__GOAL A__
Reproduce the records word for word, starting with their first line and going on through the line that contains "215, 430, 242]".
++++ EXTRACT ++++
Defenders of Britain’s anti-immigration turn will point out that there is one stark difference to Canada: the free movement rules which allowed up to 190,000 EU citizens a year to come to the U.K. and indeed, admiration for Canada’s immigration system is shared by some British Eurosceptics, who say they are in favour of control rather than ending immigration per se. Still, immigration was an issue that united voters across party lines, and against their own party leadership. The Lincolnshire town of Boston—christened Britain’s “most Brexit town” because of the high Eurosceptic vote—experienced a 460-per-cent rise in immigration between 2004 and 2014.
British liberals who reject anti-immigration sentiment, yet accept that after Brexit it has to be taken seriously, often argue that this is because immigration has become a proxy for economic concerns. It is true that in the years between the financial crisis and Brexit, Britain’s Conservative-led government inflicted a series of cuts on public services. Between 2007 and 2015, the U.K. was the only advanced country to see wages shrink while the overall economy grew. For older residents of post-industrial provincial towns, far from the cosmopolitan splendours of London, it would not take a great leap of imagination to believe that there were too many people in the country willing to work for too little. Although at first glance Canada is not plagued with these problems, liberals might want to take note of the fact that in 2014, the country was ranked third worst for regional economic disparity among countries in the OECD.
Yet there is another bulwark against anti-immigration sentiment in Canada, and this one is far easier to overcome. While the majority of British MPs were in favour of remaining in the EU, the two biggest-selling newspapers in the U.K., The Sun and The Daily Mail, backed Leave. This was no surprise, not least given the same papers had already successfully been blurring the lines between immigrants, refugees and criminals for years. In the spring of 2015, after roughly 1,600 people had died trying to cross the Mediterranean in at the beginning of what would later be called “Europe’s refugee crisis,” Sun columnist Katie Hopkins wrote a piece entitled “Rescue boats? I’d use gunships to stop migrants.” The Daily Mail published a front page declaring: “MIGRANTS: HOW MANY MORE CAN WE TAKE?”
++++
__GOAL B__
Extend the passage on Brexit and immigration, picking up right after its final sentence.
++++ EXERCISE MATERIALS ++++
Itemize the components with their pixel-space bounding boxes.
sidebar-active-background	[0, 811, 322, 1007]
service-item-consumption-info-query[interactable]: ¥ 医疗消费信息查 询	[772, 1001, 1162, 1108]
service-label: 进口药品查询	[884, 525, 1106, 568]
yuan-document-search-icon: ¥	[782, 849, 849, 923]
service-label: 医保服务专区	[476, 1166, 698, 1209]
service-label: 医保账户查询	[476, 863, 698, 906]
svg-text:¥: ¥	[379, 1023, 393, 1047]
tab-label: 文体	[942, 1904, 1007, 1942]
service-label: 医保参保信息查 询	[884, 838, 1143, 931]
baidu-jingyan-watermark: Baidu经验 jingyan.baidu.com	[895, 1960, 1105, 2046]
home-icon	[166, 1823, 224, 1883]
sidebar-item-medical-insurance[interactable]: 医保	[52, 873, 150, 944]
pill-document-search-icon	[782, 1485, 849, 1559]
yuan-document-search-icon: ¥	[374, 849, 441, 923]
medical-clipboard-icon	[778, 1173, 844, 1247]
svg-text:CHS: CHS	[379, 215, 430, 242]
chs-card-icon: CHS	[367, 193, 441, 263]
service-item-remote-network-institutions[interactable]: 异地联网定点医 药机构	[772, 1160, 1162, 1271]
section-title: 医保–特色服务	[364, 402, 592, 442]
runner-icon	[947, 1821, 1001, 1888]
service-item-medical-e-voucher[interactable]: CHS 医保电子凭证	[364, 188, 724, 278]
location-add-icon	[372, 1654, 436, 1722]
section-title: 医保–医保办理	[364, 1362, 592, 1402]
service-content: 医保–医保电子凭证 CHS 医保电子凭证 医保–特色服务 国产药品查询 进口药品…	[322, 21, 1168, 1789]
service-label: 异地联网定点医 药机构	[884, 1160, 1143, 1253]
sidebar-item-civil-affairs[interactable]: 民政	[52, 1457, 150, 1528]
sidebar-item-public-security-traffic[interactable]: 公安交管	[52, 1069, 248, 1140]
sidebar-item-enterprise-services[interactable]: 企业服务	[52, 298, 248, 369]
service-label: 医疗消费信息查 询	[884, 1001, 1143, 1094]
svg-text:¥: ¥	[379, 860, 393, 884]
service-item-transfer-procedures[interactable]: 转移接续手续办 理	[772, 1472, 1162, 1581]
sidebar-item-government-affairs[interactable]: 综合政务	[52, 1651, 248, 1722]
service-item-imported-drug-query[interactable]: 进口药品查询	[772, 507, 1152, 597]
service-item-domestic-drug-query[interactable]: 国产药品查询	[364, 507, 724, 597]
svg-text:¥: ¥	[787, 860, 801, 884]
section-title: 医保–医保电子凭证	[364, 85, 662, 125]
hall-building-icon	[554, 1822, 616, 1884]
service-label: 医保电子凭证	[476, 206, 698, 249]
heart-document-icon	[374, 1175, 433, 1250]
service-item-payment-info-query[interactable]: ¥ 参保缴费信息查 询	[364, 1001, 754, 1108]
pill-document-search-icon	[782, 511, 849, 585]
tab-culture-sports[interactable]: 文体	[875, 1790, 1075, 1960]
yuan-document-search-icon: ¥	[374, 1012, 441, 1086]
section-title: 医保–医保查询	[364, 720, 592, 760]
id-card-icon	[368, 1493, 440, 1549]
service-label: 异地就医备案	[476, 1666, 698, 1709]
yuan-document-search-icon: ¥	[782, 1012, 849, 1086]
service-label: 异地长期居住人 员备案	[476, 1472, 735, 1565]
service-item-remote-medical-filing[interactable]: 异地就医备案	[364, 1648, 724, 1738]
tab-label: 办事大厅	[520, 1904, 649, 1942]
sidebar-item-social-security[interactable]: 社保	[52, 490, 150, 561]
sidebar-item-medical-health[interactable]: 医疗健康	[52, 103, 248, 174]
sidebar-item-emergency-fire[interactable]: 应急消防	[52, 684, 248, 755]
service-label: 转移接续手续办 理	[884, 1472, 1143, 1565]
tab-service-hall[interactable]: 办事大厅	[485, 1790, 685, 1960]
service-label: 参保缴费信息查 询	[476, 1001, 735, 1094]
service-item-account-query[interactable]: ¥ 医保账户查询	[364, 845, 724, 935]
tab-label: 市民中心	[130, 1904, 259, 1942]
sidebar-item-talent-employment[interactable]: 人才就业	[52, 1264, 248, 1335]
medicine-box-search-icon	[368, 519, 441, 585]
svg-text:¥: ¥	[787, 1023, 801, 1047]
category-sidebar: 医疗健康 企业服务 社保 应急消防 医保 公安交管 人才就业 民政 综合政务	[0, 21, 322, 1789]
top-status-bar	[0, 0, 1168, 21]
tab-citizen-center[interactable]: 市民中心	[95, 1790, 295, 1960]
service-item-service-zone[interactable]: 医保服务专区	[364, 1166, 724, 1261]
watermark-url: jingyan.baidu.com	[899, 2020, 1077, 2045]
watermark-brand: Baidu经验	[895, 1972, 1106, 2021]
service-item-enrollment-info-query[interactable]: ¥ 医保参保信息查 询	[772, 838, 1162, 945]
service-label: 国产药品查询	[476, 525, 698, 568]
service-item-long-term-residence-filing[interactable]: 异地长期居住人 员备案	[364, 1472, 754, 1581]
++++
__OUTPUT A__
Itemize the components with their pixel-space bounding boxes.
sidebar-active-background	[0, 811, 322, 1007]
service-item-consumption-info-query[interactable]: ¥ 医疗消费信息查 询	[772, 1001, 1162, 1108]
service-label: 进口药品查询	[884, 525, 1106, 568]
yuan-document-search-icon: ¥	[782, 849, 849, 923]
service-label: 医保服务专区	[476, 1166, 698, 1209]
service-label: 医保账户查询	[476, 863, 698, 906]
svg-text:¥: ¥	[379, 1023, 393, 1047]
tab-label: 文体	[942, 1904, 1007, 1942]
service-label: 医保参保信息查 询	[884, 838, 1143, 931]
baidu-jingyan-watermark: Baidu经验 jingyan.baidu.com	[895, 1960, 1105, 2046]
home-icon	[166, 1823, 224, 1883]
sidebar-item-medical-insurance[interactable]: 医保	[52, 873, 150, 944]
pill-document-search-icon	[782, 1485, 849, 1559]
yuan-document-search-icon: ¥	[374, 849, 441, 923]
medical-clipboard-icon	[778, 1173, 844, 1247]
svg-text:CHS: CHS	[379, 215, 430, 242]

__OUTPUT B__
Hopkins, who also compared refugees to cockroaches, ultimately proved too much for mainstream British audiences after she called for a “final solution” in the wake of a domestic terror attack. But she quickly found a new job—with the Canadian-based Rebel Media, where she hosts her own website, Hopkins World. (Her discussion of “shithole countries” has already prompted one Canadian reader to lament the “Clown Prince” of the liberals, “Justin Mohammed Trudeau.”)
According to Ryan Scrivens, an academic at Concordia University who has spent six years studying far-right extremism, some Canadians are receptive to a “traditional” racist skinhead message. More common, though, is the trend of being drawn to the alt-right, which inhabits the same, ambiguous area as UKIP and columnists like Hopkins. “The alt-right is watered-down hate,” said Scrivens. “It’s the more mainstream, palatable, and acceptable form of hatred, which seems to resonate with more people.”
While Scrivens echoes Donnelly’s view that the far right struggles to co-operate in Canada, he does identify one issue they can unite behind: immigration. Here, the concerns resemble those in Europe, with the focus on refugees from Muslim countries. “With that comes a (mis)perception that, with an increase in Muslim immigrants, Sharia law will be imposed on Canadians and terrorists will sneak into the country and cause harm.”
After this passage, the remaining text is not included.